→ **Written instruction**
Below is a block of records. Copy every line in it that contains the word "header".

[Collected data]
▬▬▬

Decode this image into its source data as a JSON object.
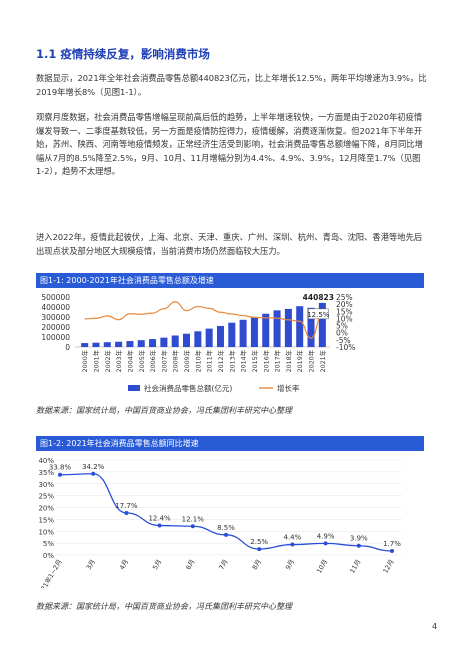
{
  "section_title": "1.1 疫情持续反复，影响消费市场",
  "paragraphs": [
    "数据显示，2021年全年社会消费品零售总额440823亿元，比上年增长12.5%，两年平均增速为3.9%，比2019年增长8%（见图1-1）。",
    "观察月度数据，社会消费品零售增幅呈现前高后低的趋势，上半年增速较快，一方面是由于2020年初疫情爆发导致一、二季度基数较低，另一方面是疫情防控得力，疫情缓解，消费逐渐恢复。但2021年下半年开始，苏州、陕西、河南等地疫情频发，正常经济生活受到影响，社会消费品零售总额增幅下降，8月同比增幅从7月的8.5%降至2.5%，9月、10月、11月增幅分别为4.4%、4.9%、3.9%，12月降至1.7%（见图1-2），趋势不太理想。",
    "进入2022年，疫情此起彼伏，上海、北京、天津、重庆、广州、深圳、杭州、青岛、沈阳、香港等地先后出现点状及部分地区大规模疫情，当前消费市场仍然面临较大压力。"
  ],
  "figure1": {
    "header": "图1-1: 2000-2021年社会消费品零售总额及增速",
    "source": "数据来源：国家统计局，中国百货商业协会，冯氏集团利丰研究中心整理"
  },
  "figure2": {
    "header": "图1-2: 2021年社会消费品零售总额同比增速",
    "source": "数据来源：国家统计局，中国百货商业协会，冯氏集团利丰研究中心整理"
  },
  "page_number": "4",
  "colors": {
    "accent": "#2a5bd7",
    "bar": "#2f4bd0",
    "line1": "#e9883a",
    "line2": "#2a4fd6"
  },
  "chart_data": [
    {
      "type": "bar",
      "title": "图1-1: 2000-2021年社会消费品零售总额及增速",
      "categories": [
        "2000年",
        "2001年",
        "2002年",
        "2003年",
        "2004年",
        "2005年",
        "2006年",
        "2007年",
        "2008年",
        "2009年",
        "2010年",
        "2011年",
        "2012年",
        "2013年",
        "2014年",
        "2015年",
        "2016年",
        "2017年",
        "2018年",
        "2019年",
        "2020年",
        "2021年"
      ],
      "y_ticks": [
        "500000",
        "400000",
        "300000",
        "200000",
        "100000",
        "0"
      ],
      "y2_ticks": [
        "25%",
        "20%",
        "15%",
        "10%",
        "5%",
        "0%",
        "-5%",
        "-10%"
      ],
      "ylim": [
        0,
        500000
      ],
      "y2lim": [
        -10,
        25
      ],
      "series": [
        {
          "name": "社会消费品零售总额(亿元)",
          "type": "bar",
          "values": [
            39106,
            43055,
            48136,
            52516,
            59501,
            68353,
            79145,
            93572,
            114830,
            132678,
            156998,
            183919,
            210307,
            242843,
            271896,
            300931,
            332316,
            366262,
            380987,
            408017,
            391981,
            440823
          ]
        },
        {
          "name": "增长率",
          "type": "line",
          "values": [
            9.7,
            10.1,
            11.8,
            9.1,
            13.3,
            12.9,
            13.7,
            16.8,
            21.6,
            15.5,
            18.3,
            17.1,
            14.3,
            13.1,
            12.0,
            10.7,
            10.4,
            10.2,
            9.0,
            8.0,
            -3.9,
            12.5
          ]
        }
      ],
      "data_labels": {
        "value": "440823",
        "rate": "12.5%"
      },
      "legend": "bottom",
      "grid": false
    },
    {
      "type": "line",
      "title": "图1-2: 2021年社会消费品零售总额同比增速",
      "categories": [
        "2021年1~2月",
        "3月",
        "4月",
        "5月",
        "6月",
        "7月",
        "8月",
        "9月",
        "10月",
        "11月",
        "12月"
      ],
      "values": [
        33.8,
        34.2,
        17.7,
        12.4,
        12.1,
        8.5,
        2.5,
        4.4,
        4.9,
        3.9,
        1.7
      ],
      "value_labels": [
        "33.8%",
        "34.2%",
        "17.7%",
        "12.4%",
        "12.1%",
        "8.5%",
        "2.5%",
        "4.4%",
        "4.9%",
        "3.9%",
        "1.7%"
      ],
      "y_ticks": [
        "40%",
        "35%",
        "30%",
        "25%",
        "20%",
        "15%",
        "10%",
        "5%",
        "0%"
      ],
      "ylim": [
        0,
        40
      ],
      "grid": true
    }
  ]
}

▬▬▬

→ **Solved problem**
    "header": "图1-1: 2000-2021年社会消费品零售总额及增速",
    "header": "图1-2: 2021年社会消费品零售总额同比增速",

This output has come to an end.